Reproduce the part of the blog post below that runs between "May 26, 2007" and "be coming soon.", inclusive.

## Passage shown
>>>

May 26, 2007

Tentpole Event

Friends,




My cup runneth over. By some strange providence, I actually have a lot to blog about. I'm going to try to space it out over the next couple days. I need to share the photos from Clint's trip to Mankato (I have all the pictures I need, and downloaded to my computer), I need to write about my viewing experience of 300, reading Charlotte's Web for the first time in my memory, among other things. So, a flurry, nay a frenzy of bloggering should be coming soon.


Today, friends, is a many splendored day. Why? Well, first, today is the birthday of motherfuckin rock legend, Levon Helm. Who is Levon Helm? Seriously, you just asked yourself that question? That's fine. Six months ago, I wouldn't have known either. Levon is the drummer to The Band, who created the absolute best live album of all time, The Last Waltz (which also happens to be a badass documentary as well). Anyways, today is his birthday, so go find yourself The Last Waltz, cue up The Night They Drove Old Dixie Down, turn your stereo up so loud your neighbors will think Canadian hippies are coming for their children and apparently bringing the zombie Robert E Lee with them (The Band was comprised of Canadians), and have one stiff drink to toast Mr. Levon Helm. Yeah, he's a bearded man, not a mustachioed man...but whatever...you give the world the song The Weight, then I think you get a pass. And, Diana, if you're reading this, St. Patty's Day 07 was a defining moment of my recent memory...thanks always for that.



Next point about today...it is the 100th birthday of John Wayne. True, I haven't seen many John Wayne movies, and I tend to despise cowboy flicks (you've seen one, you've seen them all). But I love True Grit ("fill your hands you son of a bitch!"), and even The Quiet Man is a pretty good movie as well, and that one part where he kicks that guys ass all over Ireland. Now, you may be wondering, why, oh why, would BOMM be honoring John "Marion" Wayne, who is undoubtedly a man's man...yet he is iconically mustacheless. Well, friends...let us not forget that John Wayne did indeed sport a mustache. Behold:

That is a blown up pic of the poster for the 1956 filme, The Conqueror, starring John Wayne as the immortal Genghis Khan. Notice something and John Wayne's face? Hrm? Bingo....mustache. See, the thing about this is that it is plenty ridiculous to cast John Wayne into this movie...but they had to put a mustache of John Wayne so the world would believe he is capable of such badassery that Genghis Khan visited upon the world. Sure, Genghis, historically, speaking...bit of a prick. But, hey...takes balls, real gigantic scary looking balls, kind of balls that can flex, to do what Genghis did. Therefore, to make sure the audience knew John Wayne was capable of that....they slapped a mustache on him to further up his man-quotient. So, happy 100th John Wayne, wherever you are.

<<<

## Material supplied
>>>

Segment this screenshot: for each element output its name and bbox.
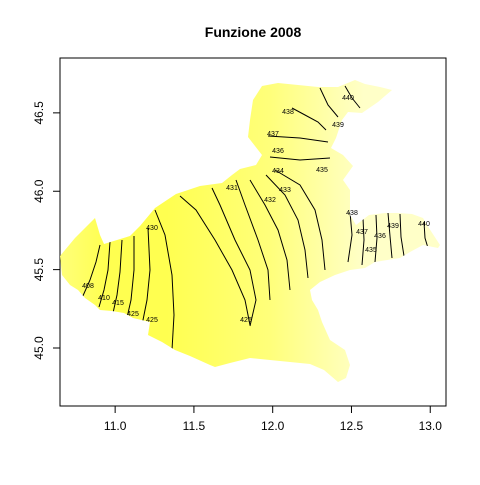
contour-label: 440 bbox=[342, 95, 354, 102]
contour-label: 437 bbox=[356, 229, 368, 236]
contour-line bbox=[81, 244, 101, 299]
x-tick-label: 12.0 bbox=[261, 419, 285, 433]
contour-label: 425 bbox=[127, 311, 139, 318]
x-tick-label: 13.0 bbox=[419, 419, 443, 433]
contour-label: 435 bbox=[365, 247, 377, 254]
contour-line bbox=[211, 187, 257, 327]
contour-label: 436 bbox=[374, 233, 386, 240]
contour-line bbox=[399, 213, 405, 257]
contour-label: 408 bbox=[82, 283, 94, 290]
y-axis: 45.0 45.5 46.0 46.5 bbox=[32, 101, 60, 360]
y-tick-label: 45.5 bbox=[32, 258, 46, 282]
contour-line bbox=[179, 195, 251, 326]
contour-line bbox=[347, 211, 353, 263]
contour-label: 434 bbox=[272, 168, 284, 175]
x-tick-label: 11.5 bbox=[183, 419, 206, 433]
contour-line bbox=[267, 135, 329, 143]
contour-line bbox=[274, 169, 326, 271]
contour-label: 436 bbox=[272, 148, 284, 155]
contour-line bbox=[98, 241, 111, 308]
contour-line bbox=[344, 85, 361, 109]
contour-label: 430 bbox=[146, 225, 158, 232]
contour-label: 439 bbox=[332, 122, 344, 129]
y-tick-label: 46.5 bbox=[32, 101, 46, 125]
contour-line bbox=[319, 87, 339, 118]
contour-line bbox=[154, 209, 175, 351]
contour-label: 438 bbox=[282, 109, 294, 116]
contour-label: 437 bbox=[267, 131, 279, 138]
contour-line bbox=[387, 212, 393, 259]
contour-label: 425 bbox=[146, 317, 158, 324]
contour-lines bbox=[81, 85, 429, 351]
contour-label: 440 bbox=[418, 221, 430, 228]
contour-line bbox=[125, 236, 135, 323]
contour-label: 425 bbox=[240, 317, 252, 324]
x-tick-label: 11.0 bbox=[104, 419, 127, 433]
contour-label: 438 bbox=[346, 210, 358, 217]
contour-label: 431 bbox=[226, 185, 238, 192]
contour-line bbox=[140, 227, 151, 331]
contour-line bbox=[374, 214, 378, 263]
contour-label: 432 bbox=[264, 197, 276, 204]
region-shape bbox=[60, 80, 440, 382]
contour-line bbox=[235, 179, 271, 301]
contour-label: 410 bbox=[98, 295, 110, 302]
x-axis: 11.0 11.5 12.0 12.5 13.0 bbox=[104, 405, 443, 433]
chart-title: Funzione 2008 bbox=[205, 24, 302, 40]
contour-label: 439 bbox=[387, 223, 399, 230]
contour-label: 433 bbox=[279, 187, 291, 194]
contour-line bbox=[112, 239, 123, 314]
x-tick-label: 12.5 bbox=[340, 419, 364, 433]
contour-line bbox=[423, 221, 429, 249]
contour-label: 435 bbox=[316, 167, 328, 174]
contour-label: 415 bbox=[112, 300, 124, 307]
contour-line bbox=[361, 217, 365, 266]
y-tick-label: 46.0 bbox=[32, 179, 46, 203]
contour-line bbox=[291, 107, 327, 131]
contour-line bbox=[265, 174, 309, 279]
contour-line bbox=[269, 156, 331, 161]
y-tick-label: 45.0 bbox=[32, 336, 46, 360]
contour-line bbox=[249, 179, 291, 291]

<<<

## Expected output
May 26, 2007

Tentpole Event

Friends,




My cup runneth over. By some strange providence, I actually have a lot to blog about. I'm going to try to space it out over the next couple days. I need to share the photos from Clint's trip to Mankato (I have all the pictures I need, and downloaded to my computer), I need to write about my viewing experience of 300, reading Charlotte's Web for the first time in my memory, among other things. So, a flurry, nay a frenzy of bloggering should be coming soon.